▶ _Set exercise 1_: For the integral solution below, decide whether each statement agrees with it: (a) the integral is solved by differentiation under the integral sign; (b) ψ stands for the Gamma function; (c) the original integral is the special case where alpha equals 3. Answer yes or no for each, quoting the words of the text that settle it.

+++ Extract provided

I will solve this using differentiation under the integral sign.

The integral can be written in another form

$$ \int_0^\infty \frac{\tanh(x)}{x e^x}dx = \int_0^1 \frac{t^2-1}{(t^2+1)\ln t}dt$$

Let us define

$$ I(\alpha) = \int_0^1 \frac{t^\alpha-1}{(t^2+1)\ln t}dt$$

$$\begin{aligned} I'(\alpha) &= \int_0^1 \frac{t^\alpha}{t^2+1}dt \\ &= \int_0^1 t^\alpha \sum_{k=0}^{\infty}(-1)^k t^{2k} \ dt \\ &= \sum_{k=0}^\infty (-1)^k \int_0^1 t^{\alpha + 2k}\ dt \\ &= \sum_{k=0}^\infty \frac{(-1)^k}{\alpha +2k+1} \\ &= \frac{1}{\alpha+1}\sum_{k=0}^\infty \frac{(-1)^k}{1+\left( \dfrac{2}{\alpha + 1}\right)k} \\ &= \frac{1}{4}\left\{ \psi \left( \frac{3+\alpha}{4} \right)-\psi \left( \frac{1+\alpha}{4} \right) \right\}\end{aligned}$$

\(\psi (*)\) is the Digamma Function.

$$\begin{aligned} I(\alpha) &= \frac{1}{4}\int \left\{ \psi \left( \frac{3+\alpha}{4} \right)-\psi \left( \frac{1+\alpha}{4} \right) \right\} d\alpha \\ &= \left(\ln \left( \Gamma \left( \frac{3+\alpha}{4}\right)\right)- \ln \left( \Gamma \left( \frac{1+\alpha}{4}\right)\right)\right)+C \end{aligned}$$

By letting \(\alpha = 0\), we obtain

$$ C= \ln \left( \frac{\Gamma \left( \dfrac{1}{4}\right)}{\Gamma \left( \dfrac{3}{4}\right)}\right)$$

Therefore

$$ \begin{aligned} I(\alpha)&= \ln \left( \frac{\Gamma \left( \dfrac{3+\alpha}{4}\right)}{\Gamma \left( \dfrac{1+\alpha}{4}\right)}\right)+\ln \left( \frac{\Gamma \left( \dfrac{1}{4}\right)}{\Gamma \left( \dfrac{3}{4}\right)}\right) \\ &= \ln \left( \frac{\Gamma \left( \dfrac{3+\alpha}{4}\right) \Gamma \left( \dfrac{1}{4}\right)}{\Gamma \left( \dfrac{1+\alpha}{4}\right) \Gamma \left( \dfrac{3}{4}\right)}\right)\end{aligned} $$

Our integral is a special case when \(\alpha = 2\), therefore

$$ I(2) = \int_0^1 \frac{t^2-1}{(t^2+1)\ln t}dt = $$

$$\ln \left( \frac{\Gamma \left( \dfrac{5}{4}\right) \Gamma \left( \dfrac{1}{4}\right)}{\Gamma \left( \dfrac{3}{4}\right)^2} \right) = {2\ln \left( \frac{2\Gamma \left(\dfrac{5}{4} \right)}{\Gamma \left( \dfrac{3}{4}\right)}\right)}$$
 
sbhatnagar said:
I will solve this using differentiation under the integral sign.

++++++
+++ Exercise inputs

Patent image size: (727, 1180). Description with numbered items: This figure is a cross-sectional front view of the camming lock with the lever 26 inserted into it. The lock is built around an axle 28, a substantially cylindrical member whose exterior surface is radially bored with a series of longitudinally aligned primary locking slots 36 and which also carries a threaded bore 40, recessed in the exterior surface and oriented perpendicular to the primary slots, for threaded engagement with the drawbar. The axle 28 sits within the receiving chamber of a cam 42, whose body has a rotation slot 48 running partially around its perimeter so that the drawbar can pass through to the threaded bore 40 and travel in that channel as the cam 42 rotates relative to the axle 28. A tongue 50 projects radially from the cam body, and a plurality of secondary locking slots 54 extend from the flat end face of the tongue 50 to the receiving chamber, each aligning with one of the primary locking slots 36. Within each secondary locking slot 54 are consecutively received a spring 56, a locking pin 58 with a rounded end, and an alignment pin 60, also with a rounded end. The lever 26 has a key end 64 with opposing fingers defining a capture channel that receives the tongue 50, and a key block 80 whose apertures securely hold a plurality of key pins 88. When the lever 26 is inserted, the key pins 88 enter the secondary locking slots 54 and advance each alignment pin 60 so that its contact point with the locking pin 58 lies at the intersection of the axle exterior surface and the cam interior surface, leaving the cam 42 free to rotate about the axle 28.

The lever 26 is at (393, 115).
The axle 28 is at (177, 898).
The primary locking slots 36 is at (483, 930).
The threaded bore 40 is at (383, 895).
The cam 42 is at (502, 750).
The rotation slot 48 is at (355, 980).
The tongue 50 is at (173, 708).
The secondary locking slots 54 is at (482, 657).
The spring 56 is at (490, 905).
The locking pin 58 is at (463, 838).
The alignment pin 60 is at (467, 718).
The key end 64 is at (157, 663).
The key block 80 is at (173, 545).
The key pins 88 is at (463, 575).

++++++
+++ Exercise inputs

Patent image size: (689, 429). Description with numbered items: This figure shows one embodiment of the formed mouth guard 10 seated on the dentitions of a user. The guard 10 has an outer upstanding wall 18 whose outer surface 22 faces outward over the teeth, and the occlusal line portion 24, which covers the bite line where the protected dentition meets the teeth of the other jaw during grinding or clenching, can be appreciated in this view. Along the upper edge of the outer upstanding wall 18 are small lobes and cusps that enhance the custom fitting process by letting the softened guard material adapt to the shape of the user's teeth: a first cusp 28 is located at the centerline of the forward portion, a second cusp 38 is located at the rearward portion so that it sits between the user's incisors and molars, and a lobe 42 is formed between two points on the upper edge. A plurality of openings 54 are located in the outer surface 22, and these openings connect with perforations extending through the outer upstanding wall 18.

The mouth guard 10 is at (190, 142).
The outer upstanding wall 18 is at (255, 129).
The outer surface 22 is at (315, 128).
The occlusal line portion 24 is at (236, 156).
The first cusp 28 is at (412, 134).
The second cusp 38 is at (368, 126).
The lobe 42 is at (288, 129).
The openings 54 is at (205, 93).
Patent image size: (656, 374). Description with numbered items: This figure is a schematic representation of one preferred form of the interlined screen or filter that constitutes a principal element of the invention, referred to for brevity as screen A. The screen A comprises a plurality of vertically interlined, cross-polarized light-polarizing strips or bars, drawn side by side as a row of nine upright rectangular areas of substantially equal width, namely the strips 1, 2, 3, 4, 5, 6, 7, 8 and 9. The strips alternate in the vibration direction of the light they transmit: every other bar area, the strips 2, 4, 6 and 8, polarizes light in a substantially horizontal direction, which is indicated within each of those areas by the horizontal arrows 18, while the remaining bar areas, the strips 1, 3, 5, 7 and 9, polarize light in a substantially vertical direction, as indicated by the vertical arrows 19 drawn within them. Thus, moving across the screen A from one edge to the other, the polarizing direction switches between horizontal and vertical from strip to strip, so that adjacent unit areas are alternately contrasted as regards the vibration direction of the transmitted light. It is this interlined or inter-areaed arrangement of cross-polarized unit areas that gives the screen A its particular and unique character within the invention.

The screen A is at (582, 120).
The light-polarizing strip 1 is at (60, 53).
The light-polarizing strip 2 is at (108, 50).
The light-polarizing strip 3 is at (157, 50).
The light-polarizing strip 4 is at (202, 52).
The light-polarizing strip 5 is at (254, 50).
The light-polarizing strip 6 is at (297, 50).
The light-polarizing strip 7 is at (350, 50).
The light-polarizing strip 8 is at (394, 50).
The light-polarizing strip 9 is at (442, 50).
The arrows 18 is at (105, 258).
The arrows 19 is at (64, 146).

++++++

▶ _Set exercise 2_: From the records, copy the lines starting at the one containing "Patent image size: (689, 429)." and ending at the one containing "The openings 54 is at (205, 93).", keeping both of those lines.

▶ _Final answer 1_:
(a) Yes: "I will solve this using differentiation under the integral sign."
(b) No: "\(\psi (*)\) is the Digamma Function."
(c) No: "Our integral is a special case when \(\alpha = 2\)"

▶ _Final answer 2_:
Patent image size: (689, 429). Description with numbered items: This figure shows one embodiment of the formed mouth guard 10 seated on the dentitions of a user. The guard 10 has an outer upstanding wall 18 whose outer surface 22 faces outward over the teeth, and the occlusal line portion 24, which covers the bite line where the protected dentition meets the teeth of the other jaw during grinding or clenching, can be appreciated in this view. Along the upper edge of the outer upstanding wall 18 are small lobes and cusps that enhance the custom fitting process by letting the softened guard material adapt to the shape of the user's teeth: a first cusp 28 is located at the centerline of the forward portion, a second cusp 38 is located at the rearward portion so that it sits between the user's incisors and molars, and a lobe 42 is formed between two points on the upper edge. A plurality of openings 54 are located in the outer surface 22, and these openings connect with perforations extending through the outer upstanding wall 18.

The mouth guard 10 is at (190, 142).
The outer upstanding wall 18 is at (255, 129).
The outer surface 22 is at (315, 128).
The occlusal line portion 24 is at (236, 156).
The first cusp 28 is at (412, 134).
The second cusp 38 is at (368, 126).
The lobe 42 is at (288, 129).
The openings 54 is at (205, 93).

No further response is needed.